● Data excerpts
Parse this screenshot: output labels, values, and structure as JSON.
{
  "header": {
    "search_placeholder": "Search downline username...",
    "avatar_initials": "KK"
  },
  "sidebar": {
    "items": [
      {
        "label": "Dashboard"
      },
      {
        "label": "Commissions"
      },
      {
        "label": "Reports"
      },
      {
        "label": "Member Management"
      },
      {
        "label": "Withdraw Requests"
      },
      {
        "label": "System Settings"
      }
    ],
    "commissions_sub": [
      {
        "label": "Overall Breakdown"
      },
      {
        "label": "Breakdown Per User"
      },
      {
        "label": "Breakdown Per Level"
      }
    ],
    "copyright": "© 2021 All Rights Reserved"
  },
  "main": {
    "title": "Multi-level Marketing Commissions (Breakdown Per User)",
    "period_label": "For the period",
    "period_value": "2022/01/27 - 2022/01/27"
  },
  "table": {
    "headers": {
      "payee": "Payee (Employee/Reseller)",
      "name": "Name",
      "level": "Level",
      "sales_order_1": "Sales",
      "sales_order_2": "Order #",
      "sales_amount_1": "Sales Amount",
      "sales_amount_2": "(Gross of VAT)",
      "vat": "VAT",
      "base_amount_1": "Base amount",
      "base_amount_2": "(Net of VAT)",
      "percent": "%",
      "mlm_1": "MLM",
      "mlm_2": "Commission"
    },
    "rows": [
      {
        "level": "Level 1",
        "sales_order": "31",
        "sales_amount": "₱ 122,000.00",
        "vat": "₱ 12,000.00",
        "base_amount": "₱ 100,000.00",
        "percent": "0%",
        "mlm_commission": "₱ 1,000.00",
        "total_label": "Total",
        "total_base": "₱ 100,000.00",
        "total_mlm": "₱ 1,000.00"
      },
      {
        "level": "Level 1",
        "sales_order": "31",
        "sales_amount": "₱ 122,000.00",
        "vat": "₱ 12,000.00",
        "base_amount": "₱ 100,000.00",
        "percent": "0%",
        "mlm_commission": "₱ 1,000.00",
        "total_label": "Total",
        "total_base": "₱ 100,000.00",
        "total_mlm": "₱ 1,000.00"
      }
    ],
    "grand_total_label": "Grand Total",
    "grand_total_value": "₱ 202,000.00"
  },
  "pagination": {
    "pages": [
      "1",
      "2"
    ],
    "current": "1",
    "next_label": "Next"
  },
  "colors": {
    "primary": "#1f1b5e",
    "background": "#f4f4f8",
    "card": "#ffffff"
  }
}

● Exercise prompt
All of the entries above should be written out again exactly.

● Result of this exercise
Parse this screenshot: output labels, values, and structure as JSON.
{
  "header": {
    "search_placeholder": "Search downline username...",
    "avatar_initials": "KK"
  },
  "sidebar": {
    "items": [
      {
        "label": "Dashboard"
      },
      {
        "label": "Commissions"
      },
      {
        "label": "Reports"
      },
      {
        "label": "Member Management"
      },
      {
        "label": "Withdraw Requests"
      },
      {
        "label": "System Settings"
      }
    ],
    "commissions_sub": [
      {
        "label": "Overall Breakdown"
      },
      {
        "label": "Breakdown Per User"
      },
      {
        "label": "Breakdown Per Level"
      }
    ],
    "copyright": "© 2021 All Rights Reserved"
  },
  "main": {
    "title": "Multi-level Marketing Commissions (Breakdown Per User)",
    "period_label": "For the period",
    "period_value": "2022/01/27 - 2022/01/27"
  },
  "table": {
    "headers": {
      "payee": "Payee (Employee/Reseller)",
      "name": "Name",
      "level": "Level",
      "sales_order_1": "Sales",
      "sales_order_2": "Order #",
      "sales_amount_1": "Sales Amount",
      "sales_amount_2": "(Gross of VAT)",
      "vat": "VAT",
      "base_amount_1": "Base amount",
      "base_amount_2": "(Net of VAT)",
      "percent": "%",
      "mlm_1": "MLM",
      "mlm_2": "Commission"
    },
    "rows": [
      {
        "level": "Level 1",
        "sales_order": "31",
        "sales_amount": "₱ 122,000.00",
        "vat": "₱ 12,000.00",
        "base_amount": "₱ 100,000.00",
        "percent": "0%",
        "mlm_commission": "₱ 1,000.00",
        "total_label": "Total",
        "total_base": "₱ 100,000.00",
        "total_mlm": "₱ 1,000.00"
      },
      {
        "level": "Level 1",
        "sales_order": "31",
        "sales_amount": "₱ 122,000.00",
        "vat": "₱ 12,000.00",
        "base_amount": "₱ 100,000.00",
        "percent": "0%",
        "mlm_commission": "₱ 1,000.00",
        "total_label": "Total",
        "total_base": "₱ 100,000.00",
        "total_mlm": "₱ 1,000.00"
      }
    ],
    "grand_total_label": "Grand Total",
    "grand_total_value": "₱ 202,000.00"
  },
  "pagination": {
    "pages": [
      "1",
      "2"
    ],
    "current": "1",
    "next_label": "Next"
  },
  "colors": {
    "primary": "#1f1b5e",
    "background": "#f4f4f8",
    "card": "#ffffff"
  }
}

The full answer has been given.